## begin Excerpted records

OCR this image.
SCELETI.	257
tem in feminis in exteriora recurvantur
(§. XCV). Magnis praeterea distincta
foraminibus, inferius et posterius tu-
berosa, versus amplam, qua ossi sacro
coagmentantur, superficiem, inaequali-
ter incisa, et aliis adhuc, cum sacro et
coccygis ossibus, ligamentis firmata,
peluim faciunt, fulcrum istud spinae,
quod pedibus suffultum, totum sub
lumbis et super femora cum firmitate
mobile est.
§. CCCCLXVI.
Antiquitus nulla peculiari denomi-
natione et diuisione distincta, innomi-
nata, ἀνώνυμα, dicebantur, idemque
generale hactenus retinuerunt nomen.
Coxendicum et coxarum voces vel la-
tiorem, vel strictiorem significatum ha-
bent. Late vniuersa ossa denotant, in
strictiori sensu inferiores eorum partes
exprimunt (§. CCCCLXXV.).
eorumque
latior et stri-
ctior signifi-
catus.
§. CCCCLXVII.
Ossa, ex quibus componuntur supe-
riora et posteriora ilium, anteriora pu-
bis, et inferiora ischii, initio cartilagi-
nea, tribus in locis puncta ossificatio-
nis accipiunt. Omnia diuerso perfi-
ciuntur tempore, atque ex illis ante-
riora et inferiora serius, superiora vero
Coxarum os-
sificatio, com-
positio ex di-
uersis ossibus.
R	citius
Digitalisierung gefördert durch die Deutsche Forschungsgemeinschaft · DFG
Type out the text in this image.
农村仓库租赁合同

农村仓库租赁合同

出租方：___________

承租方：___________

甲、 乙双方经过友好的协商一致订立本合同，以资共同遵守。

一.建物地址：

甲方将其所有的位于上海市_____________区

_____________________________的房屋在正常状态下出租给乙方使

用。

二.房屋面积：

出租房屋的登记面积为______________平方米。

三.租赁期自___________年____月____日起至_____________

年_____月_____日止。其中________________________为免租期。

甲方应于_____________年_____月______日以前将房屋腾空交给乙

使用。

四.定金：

## end Excerpted records

→ Aim: Copy only this span: the line that contains "Type out the text in this image.", the last line, and every line between them.

→ Complete output:
Type out the text in this image.
农村仓库租赁合同

农村仓库租赁合同

出租方：___________

承租方：___________

甲、 乙双方经过友好的协商一致订立本合同，以资共同遵守。

一.建物地址：

甲方将其所有的位于上海市_____________区

_____________________________的房屋在正常状态下出租给乙方使

用。

二.房屋面积：

出租房屋的登记面积为______________平方米。

三.租赁期自___________年____月____日起至_____________

年_____月_____日止。其中________________________为免租期。

甲方应于_____________年_____月______日以前将房屋腾空交给乙

使用。

四.定金：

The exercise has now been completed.